Instructions to follow
Turn everything in the entries from the line containing "[x0,y0,x1,y1]. List at most 100 elements." down to the line containing "pueblo-point [600,734,622,756]", both lines included, into a JSON list of strings with one string per line and no blank lines.

** start of Material for this task **

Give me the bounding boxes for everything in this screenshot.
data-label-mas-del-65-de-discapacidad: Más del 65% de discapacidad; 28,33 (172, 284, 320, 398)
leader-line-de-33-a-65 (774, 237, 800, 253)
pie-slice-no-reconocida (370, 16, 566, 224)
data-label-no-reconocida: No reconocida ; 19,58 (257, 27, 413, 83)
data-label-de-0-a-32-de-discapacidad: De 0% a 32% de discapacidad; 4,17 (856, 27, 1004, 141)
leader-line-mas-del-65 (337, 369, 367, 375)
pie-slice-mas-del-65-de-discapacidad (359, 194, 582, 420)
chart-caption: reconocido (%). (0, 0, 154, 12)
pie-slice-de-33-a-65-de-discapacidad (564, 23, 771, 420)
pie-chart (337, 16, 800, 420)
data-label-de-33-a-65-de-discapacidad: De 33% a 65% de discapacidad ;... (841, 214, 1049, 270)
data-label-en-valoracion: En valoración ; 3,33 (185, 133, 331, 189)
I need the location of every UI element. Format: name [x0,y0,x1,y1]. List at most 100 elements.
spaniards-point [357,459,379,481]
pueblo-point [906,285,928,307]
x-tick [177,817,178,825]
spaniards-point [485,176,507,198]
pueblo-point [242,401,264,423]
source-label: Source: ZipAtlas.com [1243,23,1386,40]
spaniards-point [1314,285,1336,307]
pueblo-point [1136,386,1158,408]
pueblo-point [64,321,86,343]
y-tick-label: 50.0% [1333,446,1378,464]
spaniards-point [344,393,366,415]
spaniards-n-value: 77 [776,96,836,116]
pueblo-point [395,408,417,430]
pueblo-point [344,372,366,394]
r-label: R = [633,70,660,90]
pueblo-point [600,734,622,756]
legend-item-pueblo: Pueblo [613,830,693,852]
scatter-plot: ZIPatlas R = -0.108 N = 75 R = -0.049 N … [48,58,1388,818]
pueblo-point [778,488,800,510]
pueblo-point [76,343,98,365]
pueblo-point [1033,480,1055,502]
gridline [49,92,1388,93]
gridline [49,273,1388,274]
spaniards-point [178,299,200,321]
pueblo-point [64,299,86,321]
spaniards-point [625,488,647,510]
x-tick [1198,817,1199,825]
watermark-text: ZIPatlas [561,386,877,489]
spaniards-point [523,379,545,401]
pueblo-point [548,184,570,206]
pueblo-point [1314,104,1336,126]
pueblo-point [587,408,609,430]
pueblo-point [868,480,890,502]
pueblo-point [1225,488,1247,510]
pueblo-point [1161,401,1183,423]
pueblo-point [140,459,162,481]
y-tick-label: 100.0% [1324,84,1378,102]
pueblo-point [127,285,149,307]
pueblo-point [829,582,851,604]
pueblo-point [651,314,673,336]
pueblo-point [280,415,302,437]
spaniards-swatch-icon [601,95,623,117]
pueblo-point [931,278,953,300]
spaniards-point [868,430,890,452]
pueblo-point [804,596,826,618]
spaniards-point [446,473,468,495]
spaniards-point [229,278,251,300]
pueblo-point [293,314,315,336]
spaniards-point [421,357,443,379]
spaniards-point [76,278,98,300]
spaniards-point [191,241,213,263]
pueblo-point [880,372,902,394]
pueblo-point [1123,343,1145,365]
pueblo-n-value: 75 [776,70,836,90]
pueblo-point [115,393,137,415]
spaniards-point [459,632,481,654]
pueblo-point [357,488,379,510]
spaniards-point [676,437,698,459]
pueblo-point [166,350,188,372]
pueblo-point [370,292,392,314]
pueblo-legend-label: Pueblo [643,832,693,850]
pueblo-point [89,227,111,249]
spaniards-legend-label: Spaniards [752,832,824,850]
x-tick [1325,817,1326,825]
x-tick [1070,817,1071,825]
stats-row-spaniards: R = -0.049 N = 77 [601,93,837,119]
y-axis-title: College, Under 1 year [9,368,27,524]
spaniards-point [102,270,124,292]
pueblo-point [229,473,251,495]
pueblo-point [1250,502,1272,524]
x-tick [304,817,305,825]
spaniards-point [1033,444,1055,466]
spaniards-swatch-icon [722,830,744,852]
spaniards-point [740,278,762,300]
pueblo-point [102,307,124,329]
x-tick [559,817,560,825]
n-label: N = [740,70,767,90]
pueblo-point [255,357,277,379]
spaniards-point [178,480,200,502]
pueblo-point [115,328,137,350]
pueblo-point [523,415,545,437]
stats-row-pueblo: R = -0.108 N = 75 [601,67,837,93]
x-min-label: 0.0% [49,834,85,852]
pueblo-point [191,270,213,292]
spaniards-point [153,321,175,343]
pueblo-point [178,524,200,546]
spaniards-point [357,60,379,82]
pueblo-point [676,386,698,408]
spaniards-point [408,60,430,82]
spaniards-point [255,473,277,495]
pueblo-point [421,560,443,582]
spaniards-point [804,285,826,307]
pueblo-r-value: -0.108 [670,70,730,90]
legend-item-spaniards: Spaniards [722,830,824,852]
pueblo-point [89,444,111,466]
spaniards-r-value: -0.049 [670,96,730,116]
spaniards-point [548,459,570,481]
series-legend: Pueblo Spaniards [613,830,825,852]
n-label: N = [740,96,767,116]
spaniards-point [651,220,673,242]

** end of Material for this task **
** start of Material for this task **

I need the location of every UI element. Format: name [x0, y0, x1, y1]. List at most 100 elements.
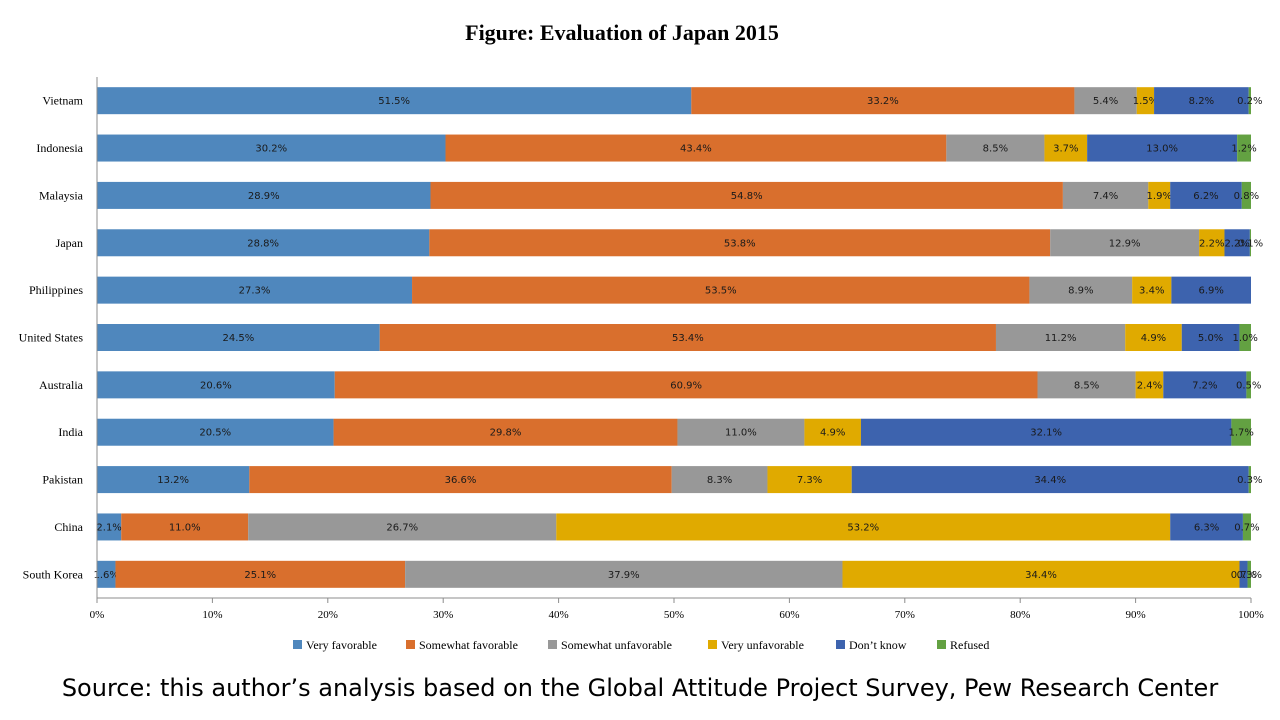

** end of Material for this task **

Complete answer
[
  "I need the location of every UI element. Format: name [x0,y0,x1,y1]. List at most 100 elements.",
  "spaniards-point [357,459,379,481]",
  "pueblo-point [906,285,928,307]",
  "x-tick [177,817,178,825]",
  "spaniards-point [485,176,507,198]",
  "pueblo-point [242,401,264,423]",
  "source-label: Source: ZipAtlas.com [1243,23,1386,40]",
  "spaniards-point [1314,285,1336,307]",
  "pueblo-point [1136,386,1158,408]",
  "pueblo-point [64,321,86,343]",
  "y-tick-label: 50.0% [1333,446,1378,464]",
  "spaniards-point [344,393,366,415]",
  "spaniards-n-value: 77 [776,96,836,116]",
  "pueblo-point [395,408,417,430]",
  "pueblo-point [344,372,366,394]",
  "r-label: R = [633,70,660,90]",
  "pueblo-point [600,734,622,756]"
]